## Given instruction:
For this exercise, repeat all of the material verbatim apart from its images.

## Records provided:
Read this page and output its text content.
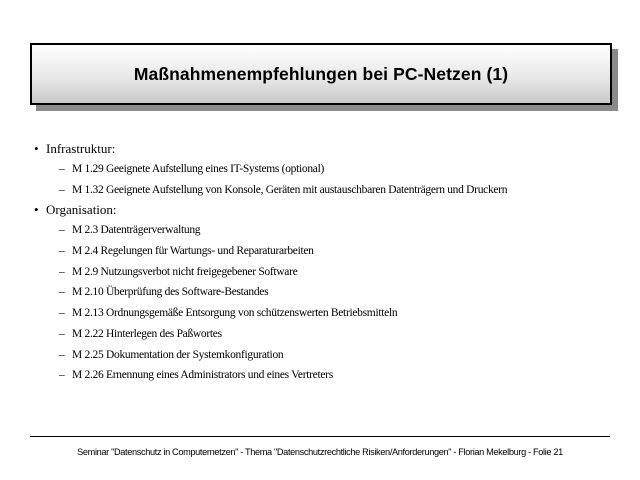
Maßnahmenempfehlungen bei PC-Netzen (1)
• Infrastruktur:
– M 1.29 Geeignete Aufstellung eines IT-Systems (optional)
– M 1.32 Geeignete Aufstellung von Konsole, Geräten mit austauschbaren Datenträgern und Druckern
• Organisation:
– M 2.3 Datenträgerverwaltung
– M 2.4 Regelungen für Wartungs- und Reparaturarbeiten
– M 2.9 Nutzungsverbot nicht freigegebener Software
– M 2.10 Überprüfung des Software-Bestandes
– M 2.13 Ordnungsgemäße Entsorgung von schützenswerten Betriebsmitteln
– M 2.22 Hinterlegen des Paßwortes
– M 2.25 Dokumentation der Systemkonfiguration
– M 2.26 Ernennung eines Administrators und eines Vertreters
Seminar "Datenschutz in Computernetzen" - Thema "Datenschutzrechtliche Risiken/Anforderungen" - Florian Mekelburg - Folie 21
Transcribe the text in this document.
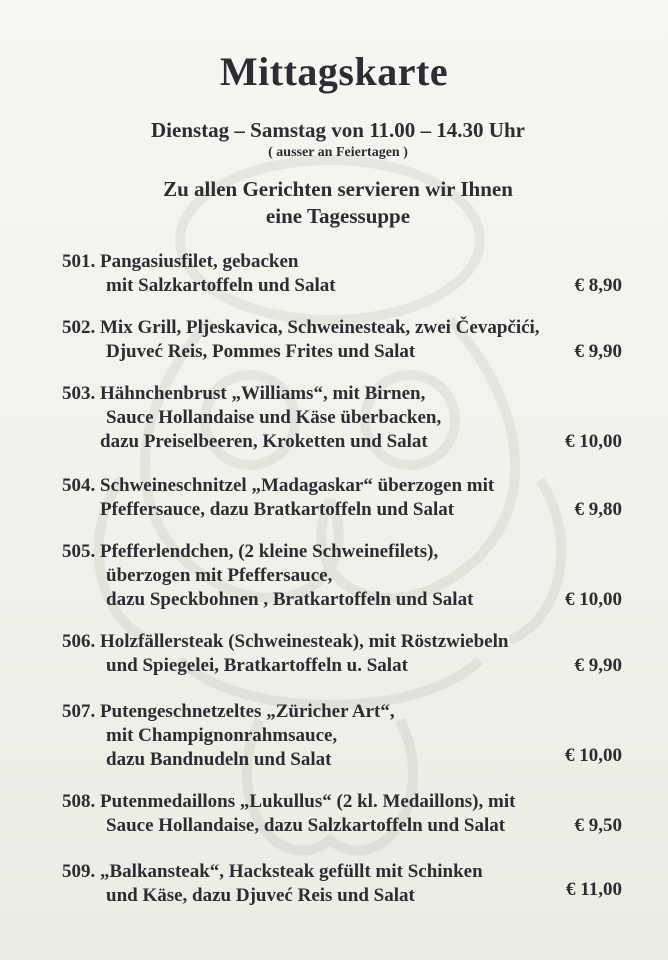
Mittagskarte
Dienstag – Samstag von 11.00 – 14.30 Uhr
( ausser an Feiertagen )
Zu allen Gerichten servieren wir Ihnen
eine Tagessuppe
501. Pangasiusfilet, gebacken
mit Salzkartoffeln und Salat	€ 8,90
502. Mix Grill, Pljeskavica, Schweinesteak, zwei Čevapčići,
Djuveć Reis, Pommes Frites und Salat	€ 9,90
503. Hähnchenbrust „Williams“, mit Birnen,
Sauce Hollandaise und Käse überbacken,
dazu Preiselbeeren, Kroketten und Salat	€ 10,00
504. Schweineschnitzel „Madagaskar“ überzogen mit
Pfeffersauce, dazu Bratkartoffeln und Salat	€ 9,80
505. Pfefferlendchen, (2 kleine Schweinefilets),
überzogen mit Pfeffersauce,
dazu Speckbohnen , Bratkartoffeln und Salat	€ 10,00
506. Holzfällersteak (Schweinesteak), mit Röstzwiebeln
und Spiegelei, Bratkartoffeln u. Salat	€ 9,90
507. Putengeschnetzeltes „Züricher Art“,
mit Champignonrahmsauce,
dazu Bandnudeln und Salat	€ 10,00
508. Putenmedaillons „Lukullus“ (2 kl. Medaillons), mit
Sauce Hollandaise, dazu Salzkartoffeln und Salat	€ 9,50
509. „Balkansteak“, Hacksteak gefüllt mit Schinken
und Käse, dazu Djuveć Reis und Salat	€ 11,00
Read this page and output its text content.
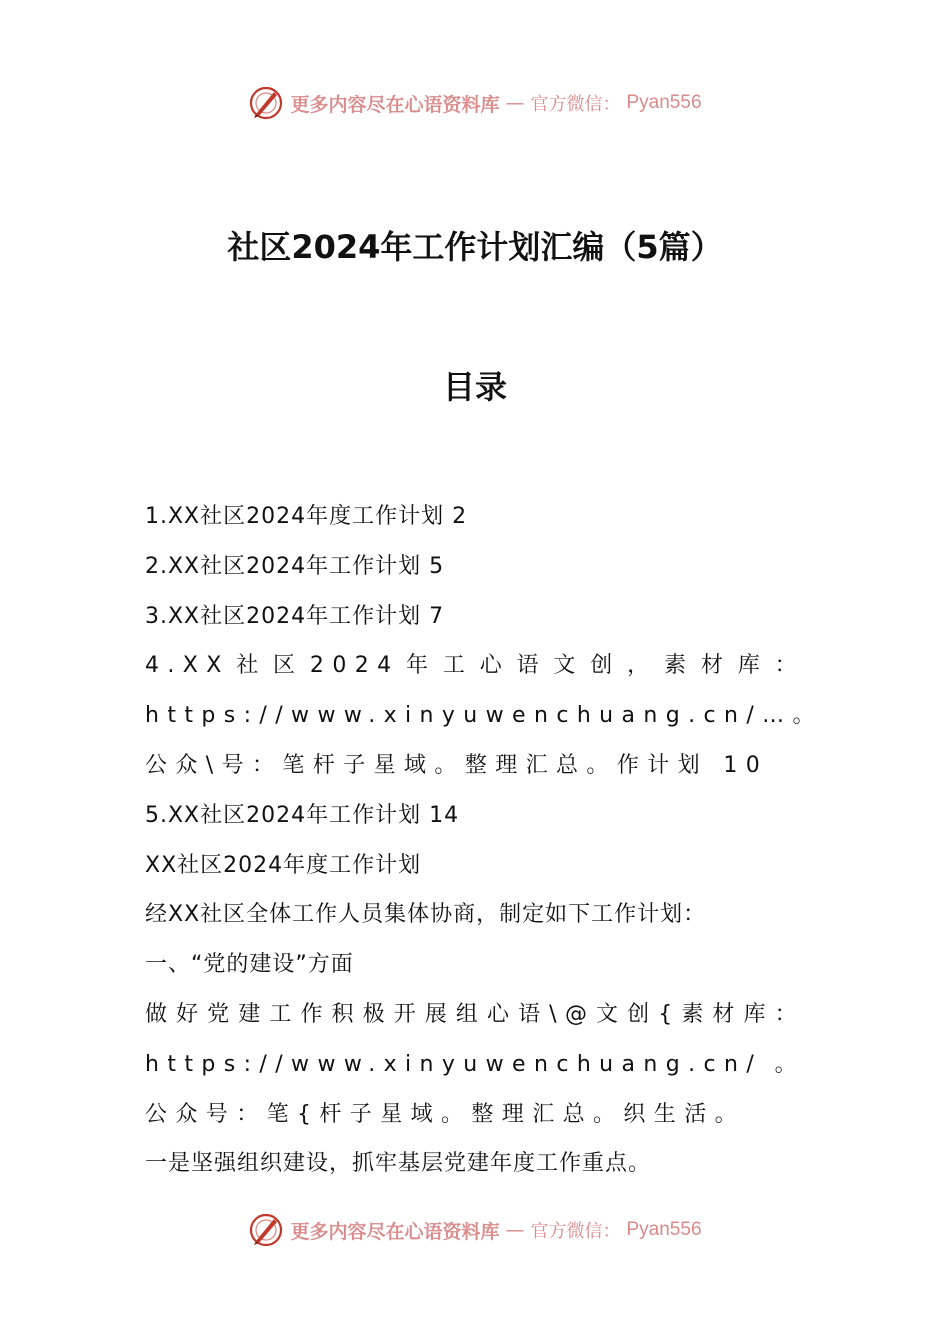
更多内容尽在心语资料库 — 官方微信： Pyan556
社区2024年工作计划汇编（5篇）
目录

1.XX社区2024年度工作计划 2

2.XX社区2024年工作计划 5

3.XX社区2024年工作计划 7

4.XX社区2024年工心语文创，素材库：https://www.xinyuwenchuang.cn/…。公众\号：笔杆子星域。整理汇总。作计划 10

5.XX社区2024年工作计划 14

XX社区2024年度工作计划

经XX社区全体工作人员集体协商，制定如下工作计划：

一、“党的建设”方面

做好党建工作积极开展组心语\@文创{素材库：https://www.xinyuwenchuang.cn/。公众号：笔{杆子星域。整理汇总。织生活。

一是坚强组织建设，抓牢基层党建年度工作重点。

更多内容尽在心语资料库 — 官方微信： Pyan556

## Finished task:
Read this page and output its text content.
Maßnahmenempfehlungen bei PC-Netzen (1)
• Infrastruktur:
– M 1.29 Geeignete Aufstellung eines IT-Systems (optional)
– M 1.32 Geeignete Aufstellung von Konsole, Geräten mit austauschbaren Datenträgern und Druckern
• Organisation:
– M 2.3 Datenträgerverwaltung
– M 2.4 Regelungen für Wartungs- und Reparaturarbeiten
– M 2.9 Nutzungsverbot nicht freigegebener Software
– M 2.10 Überprüfung des Software-Bestandes
– M 2.13 Ordnungsgemäße Entsorgung von schützenswerten Betriebsmitteln
– M 2.22 Hinterlegen des Paßwortes
– M 2.25 Dokumentation der Systemkonfiguration
– M 2.26 Ernennung eines Administrators und eines Vertreters
Seminar "Datenschutz in Computernetzen" - Thema "Datenschutzrechtliche Risiken/Anforderungen" - Florian Mekelburg - Folie 21
Transcribe the text in this document.
Mittagskarte
Dienstag – Samstag von 11.00 – 14.30 Uhr
( ausser an Feiertagen )
Zu allen Gerichten servieren wir Ihnen
eine Tagessuppe
501. Pangasiusfilet, gebacken
mit Salzkartoffeln und Salat	€ 8,90
502. Mix Grill, Pljeskavica, Schweinesteak, zwei Čevapčići,
Djuveć Reis, Pommes Frites und Salat	€ 9,90
503. Hähnchenbrust „Williams“, mit Birnen,
Sauce Hollandaise und Käse überbacken,
dazu Preiselbeeren, Kroketten und Salat	€ 10,00
504. Schweineschnitzel „Madagaskar“ überzogen mit
Pfeffersauce, dazu Bratkartoffeln und Salat	€ 9,80
505. Pfefferlendchen, (2 kleine Schweinefilets),
überzogen mit Pfeffersauce,
dazu Speckbohnen , Bratkartoffeln und Salat	€ 10,00
506. Holzfällersteak (Schweinesteak), mit Röstzwiebeln
und Spiegelei, Bratkartoffeln u. Salat	€ 9,90
507. Putengeschnetzeltes „Züricher Art“,
mit Champignonrahmsauce,
dazu Bandnudeln und Salat	€ 10,00
508. Putenmedaillons „Lukullus“ (2 kl. Medaillons), mit
Sauce Hollandaise, dazu Salzkartoffeln und Salat	€ 9,50
509. „Balkansteak“, Hacksteak gefüllt mit Schinken
und Käse, dazu Djuveć Reis und Salat	€ 11,00
Read this page and output its text content.
更多内容尽在心语资料库 — 官方微信： Pyan556
社区2024年工作计划汇编（5篇）
目录

1.XX社区2024年度工作计划 2

2.XX社区2024年工作计划 5

3.XX社区2024年工作计划 7

4.XX社区2024年工心语文创，素材库：https://www.xinyuwenchuang.cn/…。公众\号：笔杆子星域。整理汇总。作计划 10

5.XX社区2024年工作计划 14

XX社区2024年度工作计划

经XX社区全体工作人员集体协商，制定如下工作计划：

一、“党的建设”方面

做好党建工作积极开展组心语\@文创{素材库：https://www.xinyuwenchuang.cn/。公众号：笔{杆子星域。整理汇总。织生活。

一是坚强组织建设，抓牢基层党建年度工作重点。

更多内容尽在心语资料库 — 官方微信： Pyan556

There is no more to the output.